--- PROVIDED PASSAGE ---

Sunday, March 3, 2013

A Very Good Start at Putting Gun Grabbers on their Heels

Selwyn Duke has been carrying on a debate with gun grabber Brett Joshpe at the American Thinker.  Duke's latest can be found at The Great Gun Debate: New Laws? The opening salvo can be found at Sensible Arms Policy by Brett Joshpe, followed up by The Great Gun Debate: Selwyn Duke vs. Brett Joshpe .  Joshpe's first piece essentially asserted, without much proof, that the arguments of gun rights advocates are either dismissed or somehow were less persuasive than the arguments of gun grabbers. Selwyn Duke takes these on in his rebuttal, calling the 22,000 gun laws currently on the books, all of which were supposed to stop criminals from committing crimes "insane."  Joshpe then came back with The Great Gun Debate. Mr. Joshpe:
I have heard on many occasions the argument that "when every second counts, the police are just minutes away." I find the idea that every second counts persuasive. We are reminded that an AR-15 can shoot up to 60 rounds per minute (or one per second). That means six to eight seconds can mean six to eight shots, which can mean six to eight lives. That can make a real difference, especially if your kid is hit by the last bullet fired.
The argument that Joshpe is making is, in essence, the emotional "but if it saves just one life, it is worth it" argument. Joshpe concedes that Duke's response to his original article is basically correct, but Mr. Joshpe still feels as if SOMETHING, anything, must be done. Even if what is done is ineffective, as Duke showed, even if the slippery slope argument in this case has merit, we simply can't let this opportunity to pass without making yet more laws, because...because?   Because people who feel their emotions more than they think with their heads are running in circles screaming and shouting that something must be done.

Interestingly, putting teachers who have concealed carry licenses already, and who volunteer to undergo special training and carry their weapons while at school would do much to protect our children.  If schools were no longer "gun free" and the shooters who commit these crimes knew it, it would stop at least some of them.  If a shooter doesn't know who might be carrying, of where he or she is, that adds an extra problem to overcome.  For, while people who commit school shootings are not thinking properly, the knowledge that nobody at the schools is armed to stop them, by government decree, empowers them to choose schools as opposed to...say...a gun store, as a site to commit their crimes.  Indeed, John Lott has noted that all mass shootings in modern times, except for Gabby Giffords, have occurred in "gun free zones."  Maybe it's time we tried something different, rather than doing the same old thing and expecting different results.

--- RECORDED INFORMATION ---

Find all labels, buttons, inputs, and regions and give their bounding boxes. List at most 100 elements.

---

§ **TASK DIRECTIONS**
What are the titles of all the articles the gun debate post names? The data plays no part in what follows.

§ **COMPLETED TASK**
- The Great Gun Debate: New Laws?
- Sensible Arms Policy
- The Great Gun Debate: Selwyn Duke vs. Brett Joshpe
- The Great Gun Debate